**Goal**:
Scan the data below for the string "screenshot". Copy every line where it appears.
-- Start of Extracted information --
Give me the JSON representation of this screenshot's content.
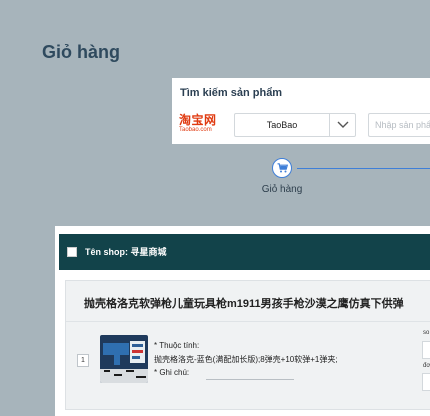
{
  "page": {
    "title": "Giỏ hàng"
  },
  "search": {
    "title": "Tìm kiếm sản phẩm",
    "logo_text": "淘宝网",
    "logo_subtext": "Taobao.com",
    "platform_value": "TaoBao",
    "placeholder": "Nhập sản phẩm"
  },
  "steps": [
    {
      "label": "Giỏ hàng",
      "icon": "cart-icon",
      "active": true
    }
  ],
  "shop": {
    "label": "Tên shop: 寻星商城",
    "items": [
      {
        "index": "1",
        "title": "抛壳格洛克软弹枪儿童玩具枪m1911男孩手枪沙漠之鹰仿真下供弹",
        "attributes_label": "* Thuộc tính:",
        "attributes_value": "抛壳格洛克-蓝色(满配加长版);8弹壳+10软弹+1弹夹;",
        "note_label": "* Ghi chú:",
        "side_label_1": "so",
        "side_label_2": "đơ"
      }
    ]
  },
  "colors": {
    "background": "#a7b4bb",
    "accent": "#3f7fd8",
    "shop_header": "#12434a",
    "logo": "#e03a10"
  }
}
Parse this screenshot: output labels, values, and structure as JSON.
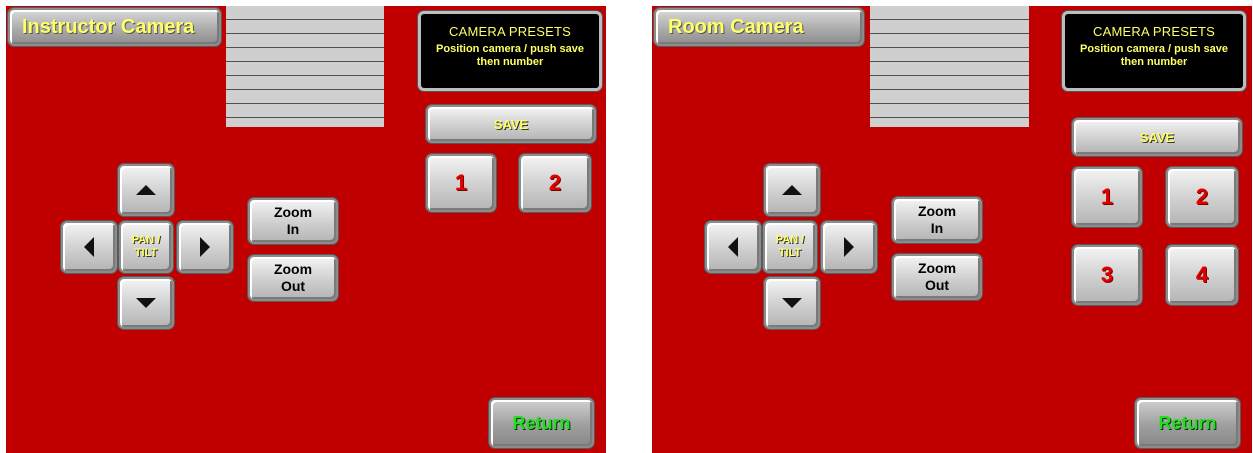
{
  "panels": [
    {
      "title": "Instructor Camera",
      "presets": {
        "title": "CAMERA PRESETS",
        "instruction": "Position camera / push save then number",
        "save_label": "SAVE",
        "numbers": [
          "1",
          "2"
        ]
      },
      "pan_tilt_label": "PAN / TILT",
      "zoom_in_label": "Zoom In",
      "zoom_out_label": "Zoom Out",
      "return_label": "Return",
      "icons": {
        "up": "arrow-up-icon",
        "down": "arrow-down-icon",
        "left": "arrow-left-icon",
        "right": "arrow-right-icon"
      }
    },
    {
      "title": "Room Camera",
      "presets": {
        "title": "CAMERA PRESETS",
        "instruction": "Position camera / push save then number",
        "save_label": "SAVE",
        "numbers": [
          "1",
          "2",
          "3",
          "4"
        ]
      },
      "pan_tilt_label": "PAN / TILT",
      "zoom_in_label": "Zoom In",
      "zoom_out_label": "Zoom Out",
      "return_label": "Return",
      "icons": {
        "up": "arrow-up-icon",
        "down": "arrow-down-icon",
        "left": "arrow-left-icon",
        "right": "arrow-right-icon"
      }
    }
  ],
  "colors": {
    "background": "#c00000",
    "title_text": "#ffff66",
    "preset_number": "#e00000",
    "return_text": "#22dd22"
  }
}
-- End of Extracted information --
-- Start of Extracted information --
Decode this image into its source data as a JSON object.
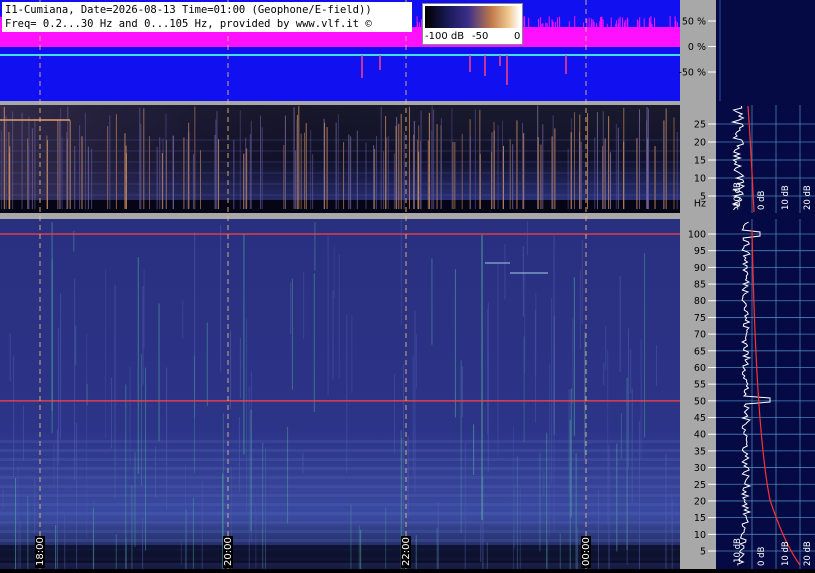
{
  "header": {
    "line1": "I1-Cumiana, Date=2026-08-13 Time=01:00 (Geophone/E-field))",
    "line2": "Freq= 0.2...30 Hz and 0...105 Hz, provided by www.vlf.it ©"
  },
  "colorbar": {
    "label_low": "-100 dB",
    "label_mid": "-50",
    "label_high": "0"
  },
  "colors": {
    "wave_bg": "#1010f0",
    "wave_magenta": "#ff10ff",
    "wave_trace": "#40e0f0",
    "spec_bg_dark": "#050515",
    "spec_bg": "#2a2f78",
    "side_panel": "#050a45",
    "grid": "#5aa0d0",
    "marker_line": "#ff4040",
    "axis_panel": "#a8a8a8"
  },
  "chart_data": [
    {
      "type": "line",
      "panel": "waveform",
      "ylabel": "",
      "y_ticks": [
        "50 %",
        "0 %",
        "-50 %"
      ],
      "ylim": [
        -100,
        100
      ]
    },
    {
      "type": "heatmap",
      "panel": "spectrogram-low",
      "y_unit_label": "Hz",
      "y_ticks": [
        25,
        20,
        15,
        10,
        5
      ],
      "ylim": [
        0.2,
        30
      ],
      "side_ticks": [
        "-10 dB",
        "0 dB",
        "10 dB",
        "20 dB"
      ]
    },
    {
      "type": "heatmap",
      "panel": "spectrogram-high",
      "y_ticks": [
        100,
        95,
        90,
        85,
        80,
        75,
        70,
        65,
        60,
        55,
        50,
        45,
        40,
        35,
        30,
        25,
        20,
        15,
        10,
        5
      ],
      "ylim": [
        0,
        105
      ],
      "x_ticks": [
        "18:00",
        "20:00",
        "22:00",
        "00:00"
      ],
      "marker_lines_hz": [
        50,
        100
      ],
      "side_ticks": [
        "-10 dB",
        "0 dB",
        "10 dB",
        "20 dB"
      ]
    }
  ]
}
-- End of Extracted information --
**Task output**:
Give me the JSON representation of this screenshot's content.
Parse this screenshot: output labels, values, and structure as JSON.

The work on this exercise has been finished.